◆ Job
Count how many lines contain the word "Financiación". Respond with the number alone.

Stored data:

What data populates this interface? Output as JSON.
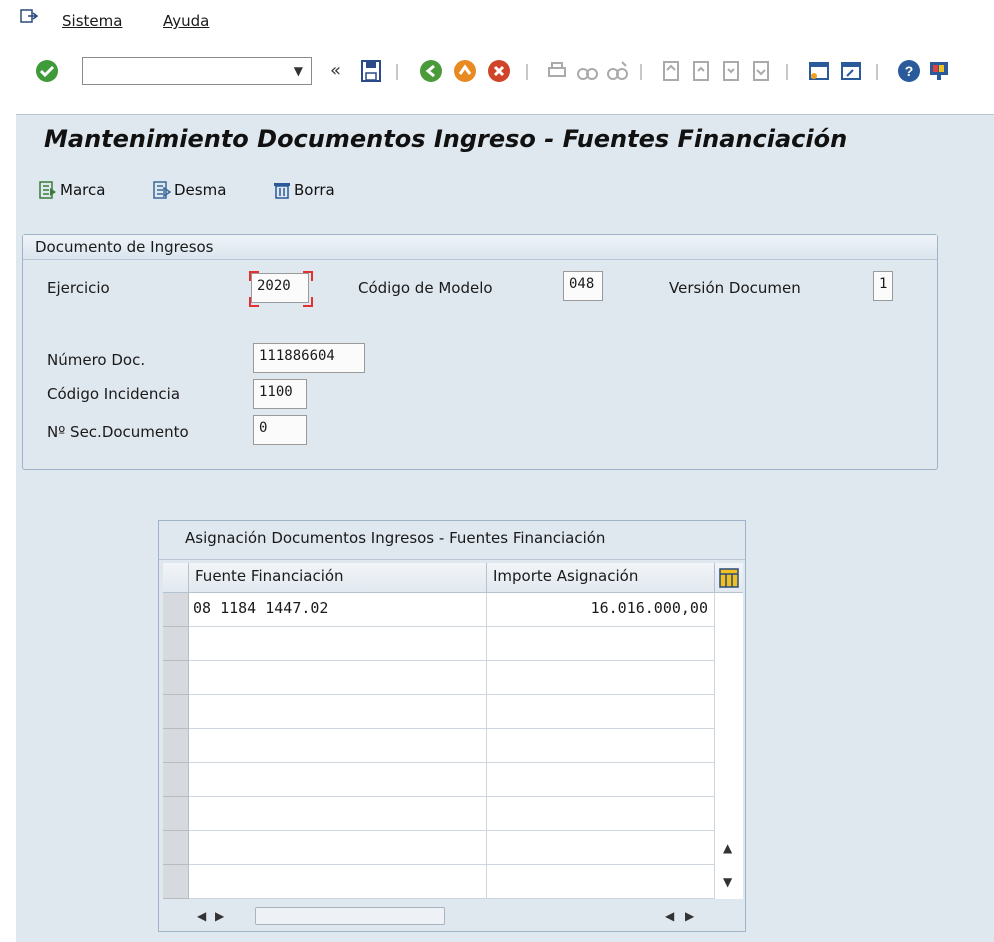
{
  "menu": {
    "sistema": "Sistema",
    "ayuda": "Ayuda"
  },
  "toolbar": {
    "command_value": "",
    "back_glyph": "«"
  },
  "page_title": "Mantenimiento Documentos Ingreso - Fuentes Financiación",
  "app_toolbar": {
    "marca": "Marca",
    "desma": "Desma",
    "borra": "Borra"
  },
  "group": {
    "title": "Documento de Ingresos",
    "ejercicio_label": "Ejercicio",
    "ejercicio_value": "2020",
    "modelo_label": "Código de Modelo",
    "modelo_value": "048",
    "version_label": "Versión Documen",
    "version_value": "1",
    "numero_label": "Número Doc.",
    "numero_value": "111886604",
    "incidencia_label": "Código Incidencia",
    "incidencia_value": "1100",
    "sec_label": "Nº Sec.Documento",
    "sec_value": "0"
  },
  "table": {
    "title": "Asignación Documentos Ingresos - Fuentes Financiación",
    "columns": [
      "Fuente Financiación",
      "Importe Asignación"
    ],
    "rows": [
      [
        "08 1184 1447.02",
        "16.016.000,00"
      ],
      [
        "",
        ""
      ],
      [
        "",
        ""
      ],
      [
        "",
        ""
      ],
      [
        "",
        ""
      ],
      [
        "",
        ""
      ],
      [
        "",
        ""
      ],
      [
        "",
        ""
      ],
      [
        "",
        ""
      ]
    ]
  },
  "colors": {
    "background": "#dfe7ef",
    "focus": "#e33030"
  }
}
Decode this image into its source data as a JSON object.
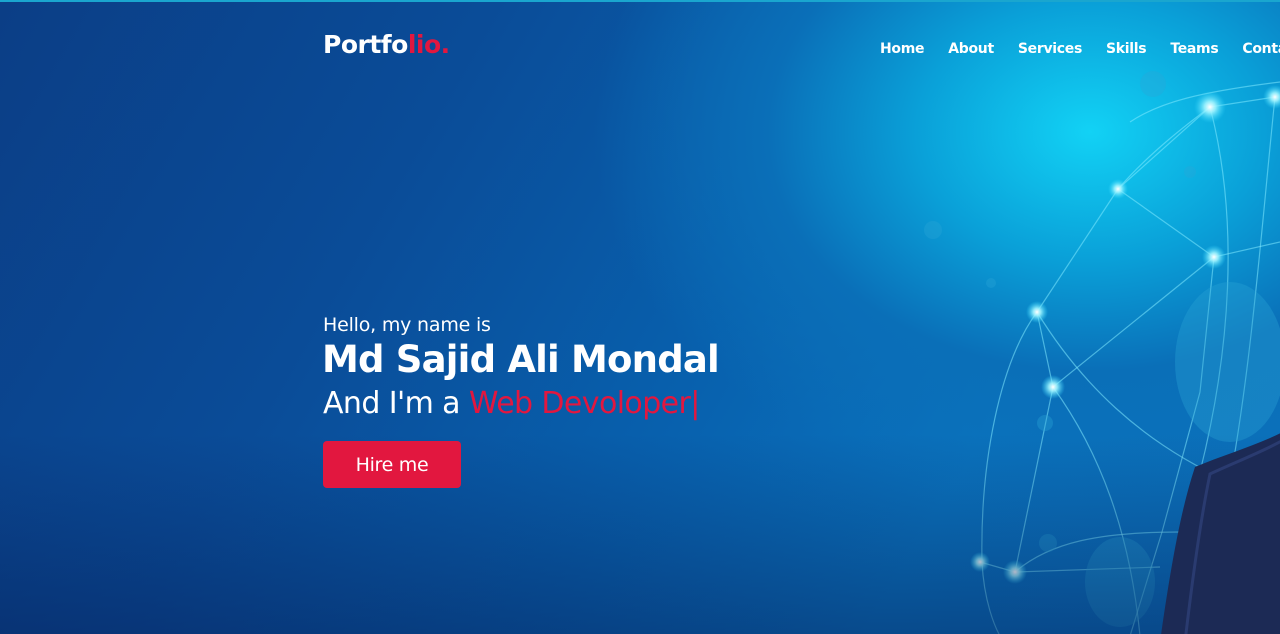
{
  "brand": {
    "logo_main": "Portfo",
    "logo_accent": "lio."
  },
  "nav": {
    "items": [
      {
        "label": "Home"
      },
      {
        "label": "About"
      },
      {
        "label": "Services"
      },
      {
        "label": "Skills"
      },
      {
        "label": "Teams"
      },
      {
        "label": "Contact"
      }
    ]
  },
  "hero": {
    "greeting": "Hello, my name is",
    "name": "Md Sajid Ali Mondal",
    "role_prefix": "And I'm a ",
    "role_typed": "Web Devoloper",
    "cursor": "|",
    "cta_label": "Hire me"
  },
  "colors": {
    "accent": "#e2173f",
    "background_dark": "#0b3e86",
    "background_glow": "#12d2f5",
    "text": "#ffffff"
  }
}
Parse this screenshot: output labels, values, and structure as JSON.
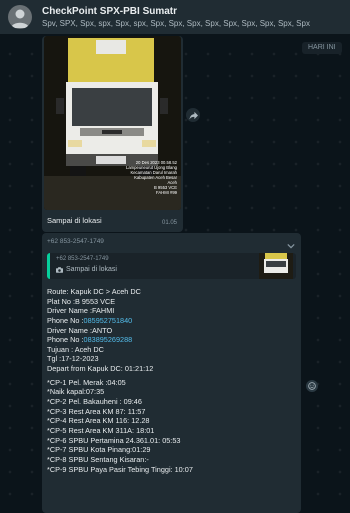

◆ Written reply
3